Your goal: Identify the lines that contain the string "odsavače", then copy each of them.

Start of Given records

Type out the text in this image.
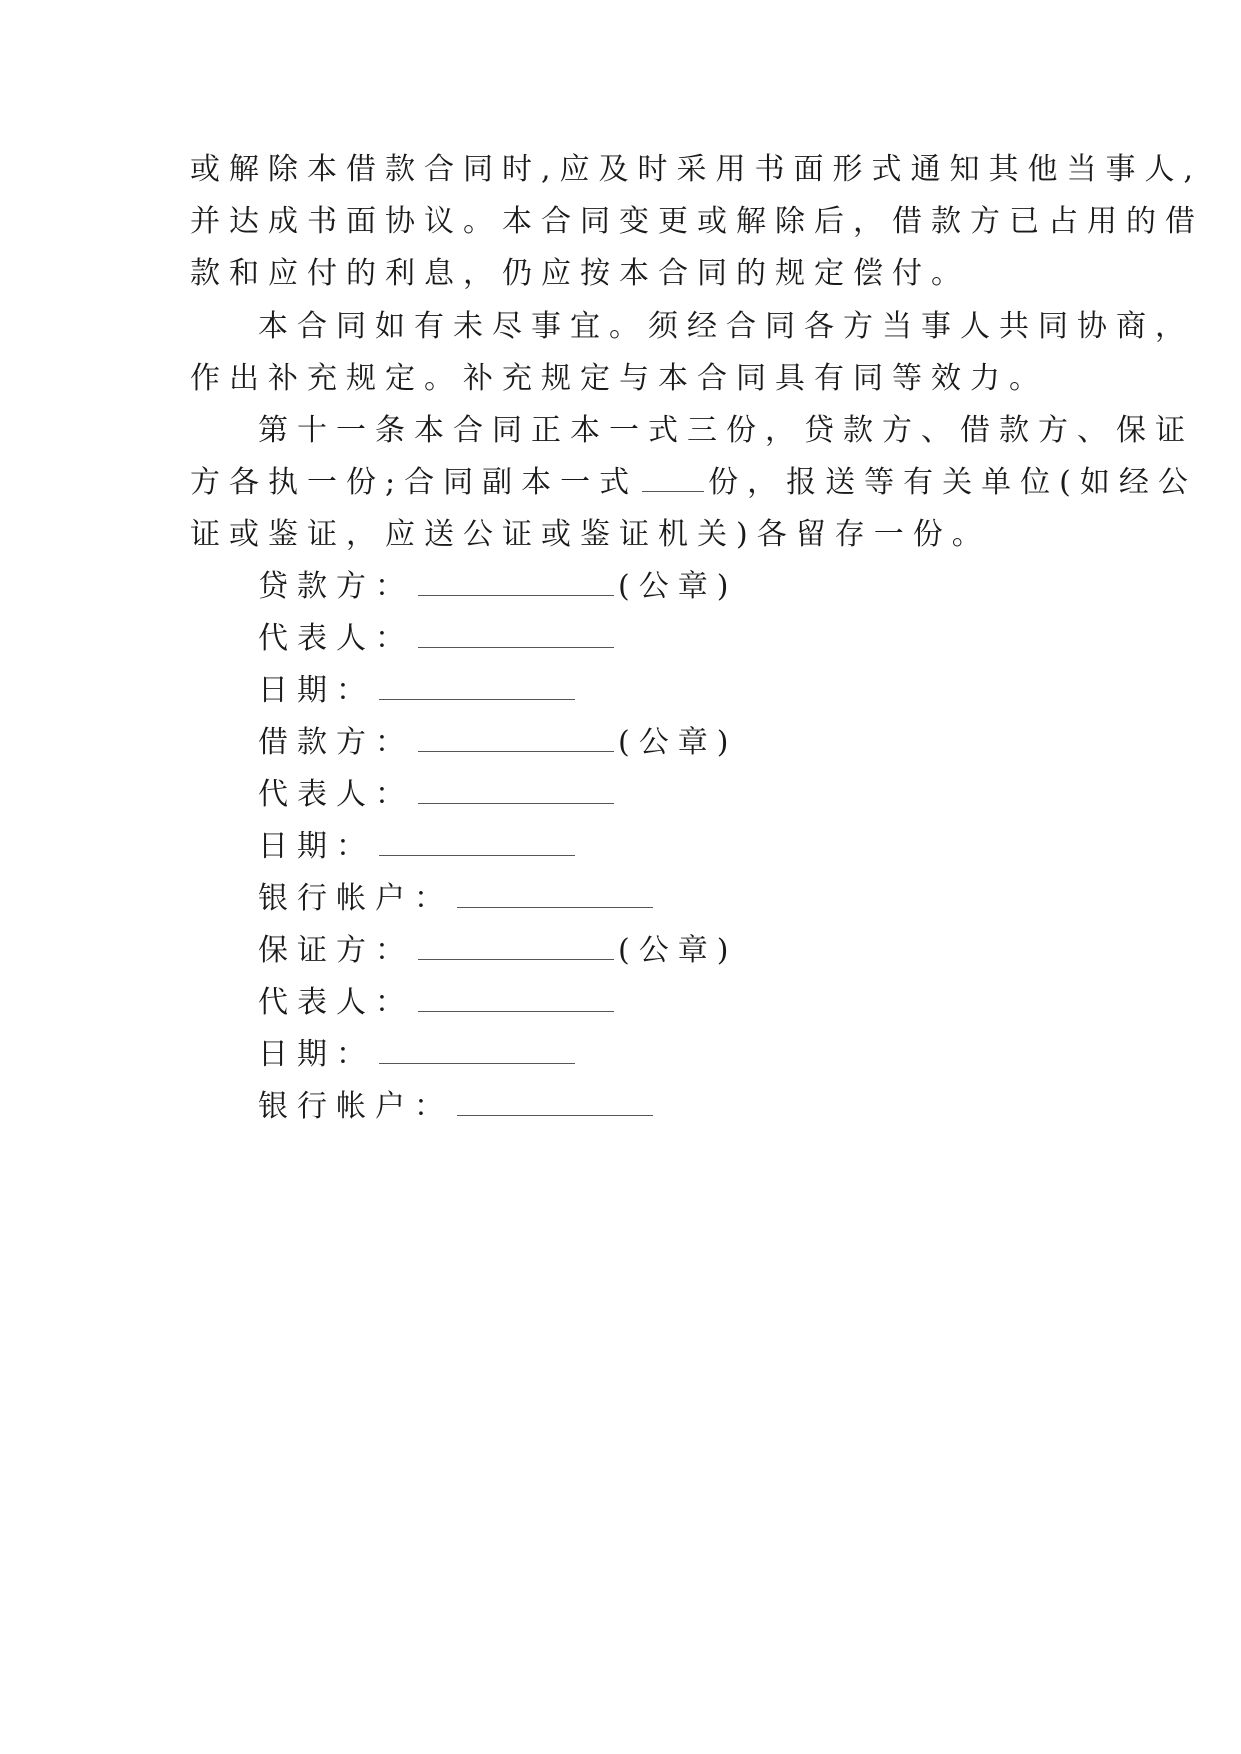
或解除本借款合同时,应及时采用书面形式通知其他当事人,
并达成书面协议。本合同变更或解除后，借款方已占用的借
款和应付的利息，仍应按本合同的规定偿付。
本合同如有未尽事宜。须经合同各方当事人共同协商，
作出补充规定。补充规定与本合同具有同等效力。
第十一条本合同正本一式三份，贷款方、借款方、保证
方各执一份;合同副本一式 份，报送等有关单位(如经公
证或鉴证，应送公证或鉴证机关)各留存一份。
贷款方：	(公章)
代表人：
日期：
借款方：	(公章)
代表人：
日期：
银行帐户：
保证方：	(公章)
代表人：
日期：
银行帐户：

End of Given records
Start of Given records

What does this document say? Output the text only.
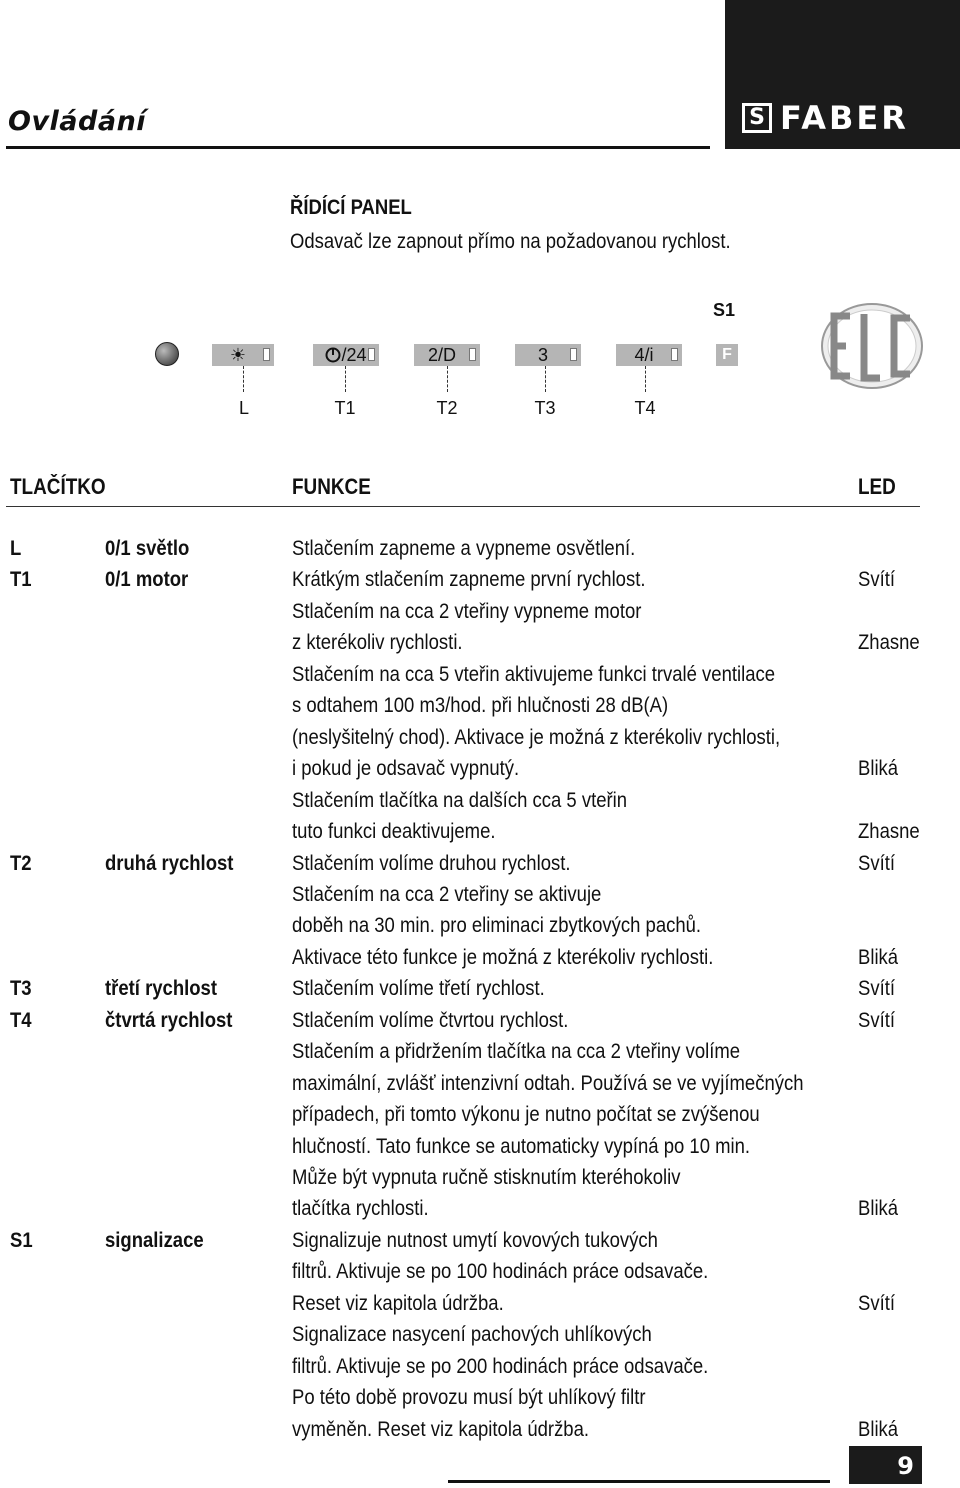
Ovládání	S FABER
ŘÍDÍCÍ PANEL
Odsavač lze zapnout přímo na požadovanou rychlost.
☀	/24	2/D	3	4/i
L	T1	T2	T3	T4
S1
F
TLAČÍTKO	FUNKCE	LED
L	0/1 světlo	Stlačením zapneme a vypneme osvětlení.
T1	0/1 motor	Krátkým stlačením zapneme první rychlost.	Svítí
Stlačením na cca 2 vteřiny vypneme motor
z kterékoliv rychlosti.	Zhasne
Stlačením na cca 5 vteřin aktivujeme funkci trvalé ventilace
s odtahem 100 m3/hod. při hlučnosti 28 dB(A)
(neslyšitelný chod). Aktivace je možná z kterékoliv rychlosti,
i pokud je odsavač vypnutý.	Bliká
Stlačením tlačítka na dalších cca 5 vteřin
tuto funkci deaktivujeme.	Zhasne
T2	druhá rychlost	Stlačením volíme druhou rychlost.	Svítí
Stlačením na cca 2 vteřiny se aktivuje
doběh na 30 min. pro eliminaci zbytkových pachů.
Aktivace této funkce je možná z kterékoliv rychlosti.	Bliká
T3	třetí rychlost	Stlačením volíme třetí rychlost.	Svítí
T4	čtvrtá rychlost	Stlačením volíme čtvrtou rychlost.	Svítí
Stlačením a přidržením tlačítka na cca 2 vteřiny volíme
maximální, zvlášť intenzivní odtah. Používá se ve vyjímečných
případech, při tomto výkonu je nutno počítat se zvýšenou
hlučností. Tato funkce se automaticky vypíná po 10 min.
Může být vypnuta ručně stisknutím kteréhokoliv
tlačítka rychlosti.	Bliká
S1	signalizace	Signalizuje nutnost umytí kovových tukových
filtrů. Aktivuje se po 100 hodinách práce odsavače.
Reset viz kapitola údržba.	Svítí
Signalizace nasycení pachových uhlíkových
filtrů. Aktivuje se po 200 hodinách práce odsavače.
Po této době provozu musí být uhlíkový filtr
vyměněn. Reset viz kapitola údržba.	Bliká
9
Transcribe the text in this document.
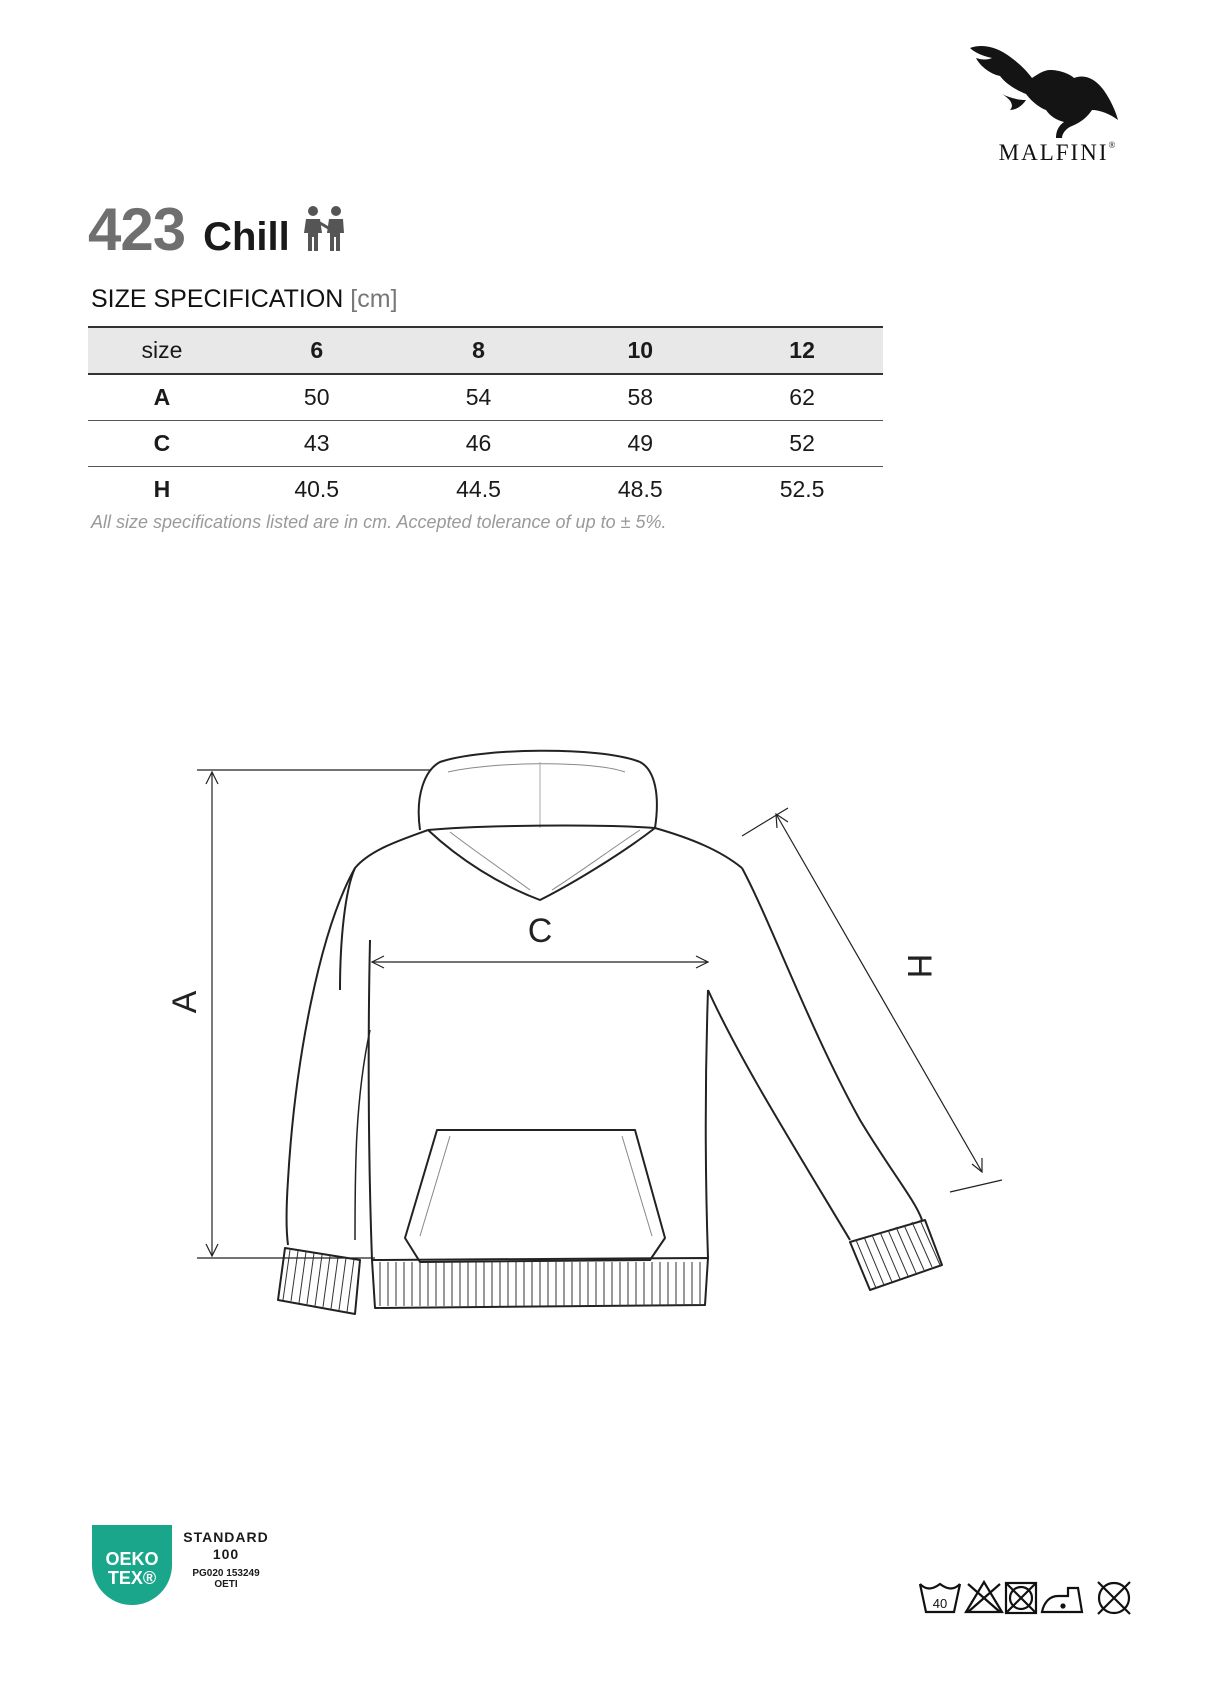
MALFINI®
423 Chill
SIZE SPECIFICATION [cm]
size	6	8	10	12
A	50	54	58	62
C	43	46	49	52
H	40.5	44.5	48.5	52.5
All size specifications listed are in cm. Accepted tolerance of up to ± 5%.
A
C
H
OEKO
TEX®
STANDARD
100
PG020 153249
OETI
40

End of Given records

Task output:
filtrů. Aktivuje se po 100 hodinách práce odsavače.
filtrů. Aktivuje se po 200 hodinách práce odsavače.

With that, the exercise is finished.